— Requirements —
Find the word "jets" in the data. Return every line where it appears.

— Rows from a figure dataset —
------

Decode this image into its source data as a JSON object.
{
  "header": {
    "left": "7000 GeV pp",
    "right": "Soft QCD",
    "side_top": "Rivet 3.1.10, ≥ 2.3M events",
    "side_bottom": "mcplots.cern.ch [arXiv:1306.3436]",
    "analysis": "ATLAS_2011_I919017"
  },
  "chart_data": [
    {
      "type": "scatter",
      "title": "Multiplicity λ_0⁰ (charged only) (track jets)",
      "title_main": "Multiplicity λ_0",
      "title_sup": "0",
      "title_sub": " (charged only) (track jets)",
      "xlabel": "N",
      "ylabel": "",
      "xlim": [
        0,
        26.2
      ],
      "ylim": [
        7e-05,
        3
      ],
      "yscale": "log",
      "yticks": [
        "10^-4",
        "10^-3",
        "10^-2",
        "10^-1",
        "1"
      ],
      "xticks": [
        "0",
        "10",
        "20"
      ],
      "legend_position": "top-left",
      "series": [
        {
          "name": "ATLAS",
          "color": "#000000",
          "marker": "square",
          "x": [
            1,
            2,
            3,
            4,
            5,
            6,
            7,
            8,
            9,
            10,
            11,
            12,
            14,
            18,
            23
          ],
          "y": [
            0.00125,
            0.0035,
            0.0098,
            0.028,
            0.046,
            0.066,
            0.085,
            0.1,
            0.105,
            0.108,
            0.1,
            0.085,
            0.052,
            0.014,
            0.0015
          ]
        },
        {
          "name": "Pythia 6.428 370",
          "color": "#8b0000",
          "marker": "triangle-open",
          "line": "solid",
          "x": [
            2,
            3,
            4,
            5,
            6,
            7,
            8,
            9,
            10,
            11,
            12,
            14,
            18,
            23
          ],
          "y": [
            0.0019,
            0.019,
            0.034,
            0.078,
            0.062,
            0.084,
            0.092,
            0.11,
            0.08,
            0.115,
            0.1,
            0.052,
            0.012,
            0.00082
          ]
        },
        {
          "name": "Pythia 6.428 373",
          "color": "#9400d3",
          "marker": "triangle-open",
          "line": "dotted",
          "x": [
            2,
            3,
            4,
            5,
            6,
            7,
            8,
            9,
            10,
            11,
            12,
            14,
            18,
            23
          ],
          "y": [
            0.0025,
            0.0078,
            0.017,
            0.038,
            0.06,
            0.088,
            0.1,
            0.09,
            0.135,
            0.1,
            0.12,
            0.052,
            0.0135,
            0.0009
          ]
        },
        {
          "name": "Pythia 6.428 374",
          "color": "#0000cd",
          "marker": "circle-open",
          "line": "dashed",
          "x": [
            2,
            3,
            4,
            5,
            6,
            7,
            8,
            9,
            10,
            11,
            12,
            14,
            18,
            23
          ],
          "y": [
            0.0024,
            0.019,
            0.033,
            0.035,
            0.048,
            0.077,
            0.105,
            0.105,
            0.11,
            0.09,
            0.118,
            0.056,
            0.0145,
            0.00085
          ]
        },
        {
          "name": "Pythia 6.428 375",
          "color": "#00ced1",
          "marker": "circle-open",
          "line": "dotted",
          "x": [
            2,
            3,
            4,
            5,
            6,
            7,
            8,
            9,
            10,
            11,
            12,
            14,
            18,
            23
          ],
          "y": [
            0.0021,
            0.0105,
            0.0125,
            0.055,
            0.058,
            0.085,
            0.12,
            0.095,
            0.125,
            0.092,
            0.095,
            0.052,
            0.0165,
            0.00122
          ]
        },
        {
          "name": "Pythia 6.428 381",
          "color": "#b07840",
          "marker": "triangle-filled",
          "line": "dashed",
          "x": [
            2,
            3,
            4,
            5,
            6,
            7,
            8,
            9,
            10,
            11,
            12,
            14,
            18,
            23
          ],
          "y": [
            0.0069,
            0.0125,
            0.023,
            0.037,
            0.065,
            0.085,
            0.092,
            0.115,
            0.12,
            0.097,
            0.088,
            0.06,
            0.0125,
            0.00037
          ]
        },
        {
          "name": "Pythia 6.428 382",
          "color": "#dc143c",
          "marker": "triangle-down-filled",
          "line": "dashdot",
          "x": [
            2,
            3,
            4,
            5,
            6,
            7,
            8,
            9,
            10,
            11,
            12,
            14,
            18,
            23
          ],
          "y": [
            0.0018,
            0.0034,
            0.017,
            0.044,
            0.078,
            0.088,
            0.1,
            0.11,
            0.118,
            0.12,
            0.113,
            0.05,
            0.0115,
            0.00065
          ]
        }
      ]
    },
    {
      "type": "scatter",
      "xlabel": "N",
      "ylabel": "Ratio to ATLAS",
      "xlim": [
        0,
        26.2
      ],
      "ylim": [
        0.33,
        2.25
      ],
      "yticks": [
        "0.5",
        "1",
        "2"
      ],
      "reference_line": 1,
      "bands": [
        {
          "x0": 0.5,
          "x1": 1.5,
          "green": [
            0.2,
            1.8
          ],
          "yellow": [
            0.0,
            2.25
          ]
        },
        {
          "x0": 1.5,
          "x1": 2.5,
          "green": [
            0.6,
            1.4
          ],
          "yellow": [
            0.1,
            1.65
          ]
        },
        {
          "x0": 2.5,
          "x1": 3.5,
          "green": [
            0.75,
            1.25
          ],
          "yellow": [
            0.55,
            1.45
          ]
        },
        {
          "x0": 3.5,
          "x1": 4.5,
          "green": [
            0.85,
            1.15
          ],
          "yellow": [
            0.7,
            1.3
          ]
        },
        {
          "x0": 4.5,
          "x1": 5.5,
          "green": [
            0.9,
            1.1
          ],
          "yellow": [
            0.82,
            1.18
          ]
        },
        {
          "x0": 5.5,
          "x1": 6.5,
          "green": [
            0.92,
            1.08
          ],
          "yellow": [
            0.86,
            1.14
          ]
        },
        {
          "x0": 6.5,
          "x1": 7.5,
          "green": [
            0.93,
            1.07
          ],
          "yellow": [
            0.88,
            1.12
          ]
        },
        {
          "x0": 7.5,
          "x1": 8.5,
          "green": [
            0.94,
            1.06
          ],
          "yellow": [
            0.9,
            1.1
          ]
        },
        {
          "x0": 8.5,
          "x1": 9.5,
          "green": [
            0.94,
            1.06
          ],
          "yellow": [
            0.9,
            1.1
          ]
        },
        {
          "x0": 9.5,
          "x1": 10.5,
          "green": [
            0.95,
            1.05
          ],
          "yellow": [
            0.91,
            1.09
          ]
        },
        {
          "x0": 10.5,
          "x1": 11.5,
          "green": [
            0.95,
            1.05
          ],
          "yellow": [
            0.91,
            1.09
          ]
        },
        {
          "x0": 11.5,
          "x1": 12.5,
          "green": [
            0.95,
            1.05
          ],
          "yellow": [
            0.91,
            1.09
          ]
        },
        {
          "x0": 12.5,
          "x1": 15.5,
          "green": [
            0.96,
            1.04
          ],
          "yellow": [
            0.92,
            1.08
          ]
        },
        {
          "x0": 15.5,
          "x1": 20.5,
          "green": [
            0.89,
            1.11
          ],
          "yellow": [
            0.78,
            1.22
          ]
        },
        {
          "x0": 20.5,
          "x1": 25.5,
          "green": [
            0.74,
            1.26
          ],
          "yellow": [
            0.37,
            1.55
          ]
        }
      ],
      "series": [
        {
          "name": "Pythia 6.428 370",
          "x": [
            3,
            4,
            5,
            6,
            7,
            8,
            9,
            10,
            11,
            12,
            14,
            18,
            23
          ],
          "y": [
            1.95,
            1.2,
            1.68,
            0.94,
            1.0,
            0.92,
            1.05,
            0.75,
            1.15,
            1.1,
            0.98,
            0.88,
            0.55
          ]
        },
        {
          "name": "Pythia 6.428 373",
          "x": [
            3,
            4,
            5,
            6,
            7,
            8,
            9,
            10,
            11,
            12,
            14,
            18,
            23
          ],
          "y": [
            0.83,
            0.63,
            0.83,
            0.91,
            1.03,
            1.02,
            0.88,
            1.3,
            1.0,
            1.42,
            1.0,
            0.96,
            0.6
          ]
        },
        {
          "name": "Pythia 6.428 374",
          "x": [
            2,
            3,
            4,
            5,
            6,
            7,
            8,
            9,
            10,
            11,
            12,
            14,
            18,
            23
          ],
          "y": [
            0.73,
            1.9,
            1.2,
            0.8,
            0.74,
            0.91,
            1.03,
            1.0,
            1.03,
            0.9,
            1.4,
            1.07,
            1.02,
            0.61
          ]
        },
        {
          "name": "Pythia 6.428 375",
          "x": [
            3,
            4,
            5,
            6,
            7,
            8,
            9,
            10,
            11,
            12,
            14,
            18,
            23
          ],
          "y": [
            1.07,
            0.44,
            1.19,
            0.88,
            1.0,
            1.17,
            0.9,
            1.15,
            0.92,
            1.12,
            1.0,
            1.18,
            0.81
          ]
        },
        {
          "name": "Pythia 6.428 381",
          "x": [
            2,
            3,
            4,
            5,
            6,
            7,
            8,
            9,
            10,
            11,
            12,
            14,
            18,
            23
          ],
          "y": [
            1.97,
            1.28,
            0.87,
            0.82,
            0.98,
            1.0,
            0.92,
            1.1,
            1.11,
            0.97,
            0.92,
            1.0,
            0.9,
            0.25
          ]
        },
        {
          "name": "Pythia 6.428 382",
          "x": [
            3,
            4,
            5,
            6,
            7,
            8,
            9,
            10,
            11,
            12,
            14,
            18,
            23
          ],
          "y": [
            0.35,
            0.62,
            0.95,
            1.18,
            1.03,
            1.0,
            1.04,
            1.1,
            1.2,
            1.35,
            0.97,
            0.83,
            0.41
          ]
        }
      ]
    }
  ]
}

------

— Result of this exercise —
      "title": "Multiplicity λ_0⁰ (charged only) (track jets)",
      "title_sub": " (charged only) (track jets)",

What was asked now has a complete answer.